- **What the exercise asks**
Copy every line of the material below word for word.
----- Items -----
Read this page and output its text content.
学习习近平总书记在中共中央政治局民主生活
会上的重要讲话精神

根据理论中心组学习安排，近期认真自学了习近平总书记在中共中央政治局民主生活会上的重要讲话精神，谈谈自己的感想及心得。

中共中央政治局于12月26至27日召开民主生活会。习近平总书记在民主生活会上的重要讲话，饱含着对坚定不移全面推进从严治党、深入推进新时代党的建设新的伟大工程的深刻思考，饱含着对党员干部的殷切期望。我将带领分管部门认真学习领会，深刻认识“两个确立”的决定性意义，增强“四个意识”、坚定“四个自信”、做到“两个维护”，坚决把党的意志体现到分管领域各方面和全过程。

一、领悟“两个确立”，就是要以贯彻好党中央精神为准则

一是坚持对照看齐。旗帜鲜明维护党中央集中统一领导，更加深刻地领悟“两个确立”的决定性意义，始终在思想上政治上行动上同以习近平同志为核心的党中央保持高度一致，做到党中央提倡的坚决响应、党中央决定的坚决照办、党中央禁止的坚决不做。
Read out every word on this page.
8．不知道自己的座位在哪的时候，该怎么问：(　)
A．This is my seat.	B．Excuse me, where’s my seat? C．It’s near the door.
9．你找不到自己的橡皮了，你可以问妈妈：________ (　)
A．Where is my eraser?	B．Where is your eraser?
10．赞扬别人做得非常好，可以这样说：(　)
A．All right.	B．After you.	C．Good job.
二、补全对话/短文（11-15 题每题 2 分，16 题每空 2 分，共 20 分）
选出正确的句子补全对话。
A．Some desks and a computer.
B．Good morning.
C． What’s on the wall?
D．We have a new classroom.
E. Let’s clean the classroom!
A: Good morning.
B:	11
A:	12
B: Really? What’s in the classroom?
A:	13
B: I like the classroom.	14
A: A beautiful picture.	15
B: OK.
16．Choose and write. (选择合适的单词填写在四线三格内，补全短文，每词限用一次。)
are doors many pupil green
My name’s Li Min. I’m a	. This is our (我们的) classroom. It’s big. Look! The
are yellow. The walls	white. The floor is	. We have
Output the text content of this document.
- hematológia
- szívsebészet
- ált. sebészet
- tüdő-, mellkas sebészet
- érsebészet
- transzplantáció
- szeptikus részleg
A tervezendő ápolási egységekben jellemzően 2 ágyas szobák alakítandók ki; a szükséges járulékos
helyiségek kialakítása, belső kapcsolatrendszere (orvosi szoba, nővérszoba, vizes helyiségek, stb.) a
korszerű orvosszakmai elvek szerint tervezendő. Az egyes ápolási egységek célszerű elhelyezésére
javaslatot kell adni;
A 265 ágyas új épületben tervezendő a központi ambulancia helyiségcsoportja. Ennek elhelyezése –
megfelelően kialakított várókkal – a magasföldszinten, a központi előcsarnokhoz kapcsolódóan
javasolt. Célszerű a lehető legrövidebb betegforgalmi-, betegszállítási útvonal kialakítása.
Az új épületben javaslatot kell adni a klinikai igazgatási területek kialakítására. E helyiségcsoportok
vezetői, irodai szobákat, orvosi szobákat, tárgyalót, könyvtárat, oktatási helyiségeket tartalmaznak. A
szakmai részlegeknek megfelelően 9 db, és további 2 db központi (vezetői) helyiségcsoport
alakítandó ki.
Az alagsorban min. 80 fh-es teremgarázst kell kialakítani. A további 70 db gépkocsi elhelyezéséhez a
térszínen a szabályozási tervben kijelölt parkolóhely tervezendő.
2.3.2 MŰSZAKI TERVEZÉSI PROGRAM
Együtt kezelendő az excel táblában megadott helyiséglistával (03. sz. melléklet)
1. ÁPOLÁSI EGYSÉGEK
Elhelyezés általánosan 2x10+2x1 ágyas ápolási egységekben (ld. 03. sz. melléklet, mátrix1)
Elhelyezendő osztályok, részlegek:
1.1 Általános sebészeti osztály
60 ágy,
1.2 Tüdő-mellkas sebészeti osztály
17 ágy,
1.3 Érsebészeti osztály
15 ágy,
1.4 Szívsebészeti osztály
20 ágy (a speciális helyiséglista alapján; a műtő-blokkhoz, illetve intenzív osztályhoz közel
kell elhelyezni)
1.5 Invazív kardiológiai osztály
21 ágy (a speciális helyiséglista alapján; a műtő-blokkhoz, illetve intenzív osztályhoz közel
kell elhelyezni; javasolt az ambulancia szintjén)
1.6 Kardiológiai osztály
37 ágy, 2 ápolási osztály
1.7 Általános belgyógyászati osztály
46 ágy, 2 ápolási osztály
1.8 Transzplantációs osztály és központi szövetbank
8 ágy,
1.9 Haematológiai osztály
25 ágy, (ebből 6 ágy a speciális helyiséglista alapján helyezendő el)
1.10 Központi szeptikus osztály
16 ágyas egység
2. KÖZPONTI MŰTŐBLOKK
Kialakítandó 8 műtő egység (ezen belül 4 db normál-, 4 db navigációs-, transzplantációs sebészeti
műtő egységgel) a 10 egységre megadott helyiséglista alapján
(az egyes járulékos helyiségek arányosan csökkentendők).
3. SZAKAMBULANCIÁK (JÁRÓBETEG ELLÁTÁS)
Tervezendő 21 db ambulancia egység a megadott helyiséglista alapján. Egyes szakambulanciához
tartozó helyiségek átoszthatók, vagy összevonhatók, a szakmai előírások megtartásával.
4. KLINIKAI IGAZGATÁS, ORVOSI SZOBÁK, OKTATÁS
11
-----
- **Correct result**
Read this page and output its text content.
学习习近平总书记在中共中央政治局民主生活
会上的重要讲话精神

根据理论中心组学习安排，近期认真自学了习近平总书记在中共中央政治局民主生活会上的重要讲话精神，谈谈自己的感想及心得。

中共中央政治局于12月26至27日召开民主生活会。习近平总书记在民主生活会上的重要讲话，饱含着对坚定不移全面推进从严治党、深入推进新时代党的建设新的伟大工程的深刻思考，饱含着对党员干部的殷切期望。我将带领分管部门认真学习领会，深刻认识“两个确立”的决定性意义，增强“四个意识”、坚定“四个自信”、做到“两个维护”，坚决把党的意志体现到分管领域各方面和全过程。

一、领悟“两个确立”，就是要以贯彻好党中央精神为准则

一是坚持对照看齐。旗帜鲜明维护党中央集中统一领导，更加深刻地领悟“两个确立”的决定性意义，始终在思想上政治上行动上同以习近平同志为核心的党中央保持高度一致，做到党中央提倡的坚决响应、党中央决定的坚决照办、党中央禁止的坚决不做。
Read out every word on this page.
8．不知道自己的座位在哪的时候，该怎么问：(　)
A．This is my seat.	B．Excuse me, where’s my seat? C．It’s near the door.
9．你找不到自己的橡皮了，你可以问妈妈：________ (　)
A．Where is my eraser?	B．Where is your eraser?
10．赞扬别人做得非常好，可以这样说：(　)
A．All right.	B．After you.	C．Good job.
二、补全对话/短文（11-15 题每题 2 分，16 题每空 2 分，共 20 分）
选出正确的句子补全对话。
A．Some desks and a computer.
B．Good morning.
C． What’s on the wall?
D．We have a new classroom.
E. Let’s clean the classroom!
A: Good morning.
B:	11
A:	12
B: Really? What’s in the classroom?
A:	13
B: I like the classroom.	14
A: A beautiful picture.	15
B: OK.
16．Choose and write. (选择合适的单词填写在四线三格内，补全短文，每词限用一次。)
are doors many pupil green
My name’s Li Min. I’m a	. This is our (我们的) classroom. It’s big. Look! The
are yellow. The walls	white. The floor is	. We have
Output the text content of this document.
- hematológia
- szívsebészet
- ált. sebészet
- tüdő-, mellkas sebészet
- érsebészet
- transzplantáció
- szeptikus részleg
A tervezendő ápolási egységekben jellemzően 2 ágyas szobák alakítandók ki; a szükséges járulékos
helyiségek kialakítása, belső kapcsolatrendszere (orvosi szoba, nővérszoba, vizes helyiségek, stb.) a
korszerű orvosszakmai elvek szerint tervezendő. Az egyes ápolási egységek célszerű elhelyezésére
javaslatot kell adni;
A 265 ágyas új épületben tervezendő a központi ambulancia helyiségcsoportja. Ennek elhelyezése –
megfelelően kialakított várókkal – a magasföldszinten, a központi előcsarnokhoz kapcsolódóan
javasolt. Célszerű a lehető legrövidebb betegforgalmi-, betegszállítási útvonal kialakítása.
Az új épületben javaslatot kell adni a klinikai igazgatási területek kialakítására. E helyiségcsoportok
vezetői, irodai szobákat, orvosi szobákat, tárgyalót, könyvtárat, oktatási helyiségeket tartalmaznak. A
szakmai részlegeknek megfelelően 9 db, és további 2 db központi (vezetői) helyiségcsoport
alakítandó ki.
Az alagsorban min. 80 fh-es teremgarázst kell kialakítani. A további 70 db gépkocsi elhelyezéséhez a
térszínen a szabályozási tervben kijelölt parkolóhely tervezendő.
2.3.2 MŰSZAKI TERVEZÉSI PROGRAM
Együtt kezelendő az excel táblában megadott helyiséglistával (03. sz. melléklet)
1. ÁPOLÁSI EGYSÉGEK
Elhelyezés általánosan 2x10+2x1 ágyas ápolási egységekben (ld. 03. sz. melléklet, mátrix1)
Elhelyezendő osztályok, részlegek:
1.1 Általános sebészeti osztály
60 ágy,
1.2 Tüdő-mellkas sebészeti osztály
17 ágy,
1.3 Érsebészeti osztály
15 ágy,
1.4 Szívsebészeti osztály
20 ágy (a speciális helyiséglista alapján; a műtő-blokkhoz, illetve intenzív osztályhoz közel
kell elhelyezni)
1.5 Invazív kardiológiai osztály
21 ágy (a speciális helyiséglista alapján; a műtő-blokkhoz, illetve intenzív osztályhoz közel
kell elhelyezni; javasolt az ambulancia szintjén)
1.6 Kardiológiai osztály
37 ágy, 2 ápolási osztály
1.7 Általános belgyógyászati osztály
46 ágy, 2 ápolási osztály
1.8 Transzplantációs osztály és központi szövetbank
8 ágy,
1.9 Haematológiai osztály
25 ágy, (ebből 6 ágy a speciális helyiséglista alapján helyezendő el)
1.10 Központi szeptikus osztály
16 ágyas egység
2. KÖZPONTI MŰTŐBLOKK
Kialakítandó 8 műtő egység (ezen belül 4 db normál-, 4 db navigációs-, transzplantációs sebészeti
műtő egységgel) a 10 egységre megadott helyiséglista alapján
(az egyes járulékos helyiségek arányosan csökkentendők).
3. SZAKAMBULANCIÁK (JÁRÓBETEG ELLÁTÁS)
Tervezendő 21 db ambulancia egység a megadott helyiséglista alapján. Egyes szakambulanciához
tartozó helyiségek átoszthatók, vagy összevonhatók, a szakmai előírások megtartásával.
4. KLINIKAI IGAZGATÁS, ORVOSI SZOBÁK, OKTATÁS
11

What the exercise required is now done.